DIRECTION: In the entries below, find every line holding the string "العلوم" and collect it.

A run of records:
§
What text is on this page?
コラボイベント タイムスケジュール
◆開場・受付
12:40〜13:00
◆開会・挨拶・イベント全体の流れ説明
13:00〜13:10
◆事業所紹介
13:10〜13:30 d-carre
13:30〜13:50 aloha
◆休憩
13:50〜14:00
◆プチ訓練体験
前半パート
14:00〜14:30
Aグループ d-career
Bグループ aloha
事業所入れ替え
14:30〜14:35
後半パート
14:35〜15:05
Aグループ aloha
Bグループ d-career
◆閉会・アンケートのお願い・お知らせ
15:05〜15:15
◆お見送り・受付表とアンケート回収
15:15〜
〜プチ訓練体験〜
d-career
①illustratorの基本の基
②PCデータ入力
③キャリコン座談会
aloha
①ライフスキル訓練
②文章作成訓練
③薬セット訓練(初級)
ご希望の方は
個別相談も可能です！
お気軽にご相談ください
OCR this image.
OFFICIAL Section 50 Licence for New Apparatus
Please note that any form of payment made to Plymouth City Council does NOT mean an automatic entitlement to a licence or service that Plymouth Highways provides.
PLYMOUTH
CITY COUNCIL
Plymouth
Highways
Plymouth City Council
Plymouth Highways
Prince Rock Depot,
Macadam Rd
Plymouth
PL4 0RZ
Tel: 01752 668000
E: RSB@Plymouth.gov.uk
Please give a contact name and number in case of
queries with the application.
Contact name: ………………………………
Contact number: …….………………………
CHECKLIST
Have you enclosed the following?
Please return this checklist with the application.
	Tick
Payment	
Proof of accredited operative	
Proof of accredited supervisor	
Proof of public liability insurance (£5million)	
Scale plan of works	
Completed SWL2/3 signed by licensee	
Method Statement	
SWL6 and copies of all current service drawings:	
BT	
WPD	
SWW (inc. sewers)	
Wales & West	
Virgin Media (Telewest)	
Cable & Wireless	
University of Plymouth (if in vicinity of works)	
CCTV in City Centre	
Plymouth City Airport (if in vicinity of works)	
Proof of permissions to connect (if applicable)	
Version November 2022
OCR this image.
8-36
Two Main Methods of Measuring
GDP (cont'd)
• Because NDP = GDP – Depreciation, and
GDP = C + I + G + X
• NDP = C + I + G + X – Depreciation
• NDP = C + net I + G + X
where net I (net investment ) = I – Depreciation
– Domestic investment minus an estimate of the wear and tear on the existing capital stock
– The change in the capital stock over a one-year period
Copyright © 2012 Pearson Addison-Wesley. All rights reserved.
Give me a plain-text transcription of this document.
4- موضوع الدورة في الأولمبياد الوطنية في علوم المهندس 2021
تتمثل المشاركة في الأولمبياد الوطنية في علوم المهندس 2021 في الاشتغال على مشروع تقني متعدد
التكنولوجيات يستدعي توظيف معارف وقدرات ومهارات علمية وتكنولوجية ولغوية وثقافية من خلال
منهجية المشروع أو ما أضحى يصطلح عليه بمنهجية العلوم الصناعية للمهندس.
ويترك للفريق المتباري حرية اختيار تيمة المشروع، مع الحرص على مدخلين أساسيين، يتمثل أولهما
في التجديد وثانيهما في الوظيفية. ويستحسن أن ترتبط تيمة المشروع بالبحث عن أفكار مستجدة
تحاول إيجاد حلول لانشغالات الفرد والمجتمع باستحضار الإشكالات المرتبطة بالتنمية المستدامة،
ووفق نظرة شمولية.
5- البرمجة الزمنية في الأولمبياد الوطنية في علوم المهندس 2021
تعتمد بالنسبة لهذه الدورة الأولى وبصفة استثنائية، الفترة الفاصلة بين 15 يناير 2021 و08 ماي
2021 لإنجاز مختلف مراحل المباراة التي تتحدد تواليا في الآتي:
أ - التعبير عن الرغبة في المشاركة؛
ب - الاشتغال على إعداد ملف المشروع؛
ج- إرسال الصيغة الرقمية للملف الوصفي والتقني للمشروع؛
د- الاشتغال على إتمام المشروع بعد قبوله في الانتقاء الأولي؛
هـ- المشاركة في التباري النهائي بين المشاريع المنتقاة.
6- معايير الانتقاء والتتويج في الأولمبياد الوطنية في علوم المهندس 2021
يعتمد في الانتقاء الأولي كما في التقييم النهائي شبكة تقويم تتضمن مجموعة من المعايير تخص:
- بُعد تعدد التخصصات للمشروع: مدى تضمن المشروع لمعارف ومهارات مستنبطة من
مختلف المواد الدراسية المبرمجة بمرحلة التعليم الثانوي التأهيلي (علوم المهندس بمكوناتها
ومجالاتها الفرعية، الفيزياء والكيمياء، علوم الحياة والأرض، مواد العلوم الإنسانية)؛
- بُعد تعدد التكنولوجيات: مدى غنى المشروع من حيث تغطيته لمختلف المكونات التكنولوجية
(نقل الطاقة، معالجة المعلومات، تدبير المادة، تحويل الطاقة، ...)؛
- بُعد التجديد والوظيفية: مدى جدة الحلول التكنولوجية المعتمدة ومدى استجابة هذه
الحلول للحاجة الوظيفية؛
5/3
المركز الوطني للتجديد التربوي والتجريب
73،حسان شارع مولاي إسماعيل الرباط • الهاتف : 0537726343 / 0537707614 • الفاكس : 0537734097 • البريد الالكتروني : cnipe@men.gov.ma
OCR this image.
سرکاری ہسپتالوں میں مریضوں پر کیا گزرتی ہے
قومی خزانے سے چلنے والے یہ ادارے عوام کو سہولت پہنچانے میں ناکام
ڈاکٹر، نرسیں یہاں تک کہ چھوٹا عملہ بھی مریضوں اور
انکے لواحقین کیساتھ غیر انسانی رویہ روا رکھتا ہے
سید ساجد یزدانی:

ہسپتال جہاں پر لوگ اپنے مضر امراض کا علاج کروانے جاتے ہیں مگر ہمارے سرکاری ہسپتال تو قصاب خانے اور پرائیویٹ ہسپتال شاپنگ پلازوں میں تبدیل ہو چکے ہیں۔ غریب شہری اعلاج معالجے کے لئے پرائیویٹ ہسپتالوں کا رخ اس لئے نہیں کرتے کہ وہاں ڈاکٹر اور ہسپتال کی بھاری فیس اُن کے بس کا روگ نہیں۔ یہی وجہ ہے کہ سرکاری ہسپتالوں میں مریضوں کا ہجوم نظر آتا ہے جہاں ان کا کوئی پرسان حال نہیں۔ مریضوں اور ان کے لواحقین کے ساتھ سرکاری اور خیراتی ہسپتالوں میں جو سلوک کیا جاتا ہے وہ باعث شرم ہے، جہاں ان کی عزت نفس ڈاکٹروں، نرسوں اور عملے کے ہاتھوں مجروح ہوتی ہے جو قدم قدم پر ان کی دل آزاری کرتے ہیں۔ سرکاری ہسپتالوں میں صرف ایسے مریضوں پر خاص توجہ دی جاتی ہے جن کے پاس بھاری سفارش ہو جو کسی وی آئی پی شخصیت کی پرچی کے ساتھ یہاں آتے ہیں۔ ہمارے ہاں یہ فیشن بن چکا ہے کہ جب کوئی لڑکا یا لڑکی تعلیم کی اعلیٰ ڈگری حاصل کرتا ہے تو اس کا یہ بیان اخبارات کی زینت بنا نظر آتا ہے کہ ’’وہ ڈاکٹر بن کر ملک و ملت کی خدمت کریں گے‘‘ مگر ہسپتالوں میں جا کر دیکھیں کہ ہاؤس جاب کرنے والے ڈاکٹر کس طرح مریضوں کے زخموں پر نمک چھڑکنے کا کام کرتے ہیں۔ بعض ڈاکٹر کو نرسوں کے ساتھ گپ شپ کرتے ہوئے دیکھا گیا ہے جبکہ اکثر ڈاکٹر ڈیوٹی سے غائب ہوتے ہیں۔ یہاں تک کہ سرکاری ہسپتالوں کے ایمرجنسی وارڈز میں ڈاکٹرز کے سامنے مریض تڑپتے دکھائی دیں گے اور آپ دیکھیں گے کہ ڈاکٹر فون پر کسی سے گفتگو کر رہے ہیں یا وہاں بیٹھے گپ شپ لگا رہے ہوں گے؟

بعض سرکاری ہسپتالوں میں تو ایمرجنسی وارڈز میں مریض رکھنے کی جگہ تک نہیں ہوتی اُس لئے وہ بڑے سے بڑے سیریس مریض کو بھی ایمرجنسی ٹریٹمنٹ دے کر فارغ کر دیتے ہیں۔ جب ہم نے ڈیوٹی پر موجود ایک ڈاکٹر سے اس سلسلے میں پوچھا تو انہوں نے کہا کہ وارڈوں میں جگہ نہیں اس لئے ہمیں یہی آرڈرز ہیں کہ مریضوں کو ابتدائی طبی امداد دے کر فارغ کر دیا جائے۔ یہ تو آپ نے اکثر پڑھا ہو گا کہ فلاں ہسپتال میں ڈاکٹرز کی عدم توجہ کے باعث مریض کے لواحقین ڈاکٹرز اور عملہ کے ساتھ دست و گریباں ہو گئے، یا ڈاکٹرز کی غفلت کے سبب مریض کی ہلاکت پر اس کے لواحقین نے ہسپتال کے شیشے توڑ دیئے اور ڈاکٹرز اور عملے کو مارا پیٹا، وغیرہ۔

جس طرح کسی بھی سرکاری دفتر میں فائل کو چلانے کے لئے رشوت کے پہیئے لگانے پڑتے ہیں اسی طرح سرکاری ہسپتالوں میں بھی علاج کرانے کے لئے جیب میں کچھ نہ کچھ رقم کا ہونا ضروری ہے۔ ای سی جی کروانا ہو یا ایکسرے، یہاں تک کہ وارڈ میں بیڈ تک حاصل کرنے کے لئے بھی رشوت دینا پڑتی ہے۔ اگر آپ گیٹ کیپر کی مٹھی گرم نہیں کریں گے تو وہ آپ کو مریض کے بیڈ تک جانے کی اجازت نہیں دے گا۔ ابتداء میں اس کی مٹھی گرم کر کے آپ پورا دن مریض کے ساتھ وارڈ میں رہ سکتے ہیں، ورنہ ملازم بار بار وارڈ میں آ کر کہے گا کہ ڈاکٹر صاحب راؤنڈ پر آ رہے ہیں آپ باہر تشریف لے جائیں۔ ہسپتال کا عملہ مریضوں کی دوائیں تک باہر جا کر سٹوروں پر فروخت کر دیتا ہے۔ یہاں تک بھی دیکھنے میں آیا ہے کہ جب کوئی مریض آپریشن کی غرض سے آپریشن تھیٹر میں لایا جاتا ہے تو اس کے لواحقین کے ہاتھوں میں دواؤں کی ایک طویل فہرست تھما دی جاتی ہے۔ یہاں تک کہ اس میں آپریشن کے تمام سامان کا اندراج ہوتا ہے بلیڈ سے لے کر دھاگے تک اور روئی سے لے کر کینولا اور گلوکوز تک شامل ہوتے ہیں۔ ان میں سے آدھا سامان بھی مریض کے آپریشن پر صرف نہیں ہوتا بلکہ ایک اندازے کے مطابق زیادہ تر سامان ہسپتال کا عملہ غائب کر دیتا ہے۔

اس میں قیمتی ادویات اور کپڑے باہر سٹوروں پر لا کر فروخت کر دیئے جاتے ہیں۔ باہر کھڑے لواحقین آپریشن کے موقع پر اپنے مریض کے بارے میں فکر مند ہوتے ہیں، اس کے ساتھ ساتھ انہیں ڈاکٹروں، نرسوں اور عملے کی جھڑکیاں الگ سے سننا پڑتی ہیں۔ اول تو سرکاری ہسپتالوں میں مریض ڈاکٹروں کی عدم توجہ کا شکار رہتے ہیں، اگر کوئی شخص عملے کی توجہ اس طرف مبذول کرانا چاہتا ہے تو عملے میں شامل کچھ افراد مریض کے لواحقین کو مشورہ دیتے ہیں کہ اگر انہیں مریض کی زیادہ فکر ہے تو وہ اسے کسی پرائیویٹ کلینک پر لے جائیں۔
§
THE ANSWER:
منهجية المشروع أو ما أضحى يصطلح عليه بمنهجية العلوم الصناعية للمهندس.
ومجالاتها الفرعية، الفيزياء والكيمياء، علوم الحياة والأرض، مواد العلوم الإنسانية)؛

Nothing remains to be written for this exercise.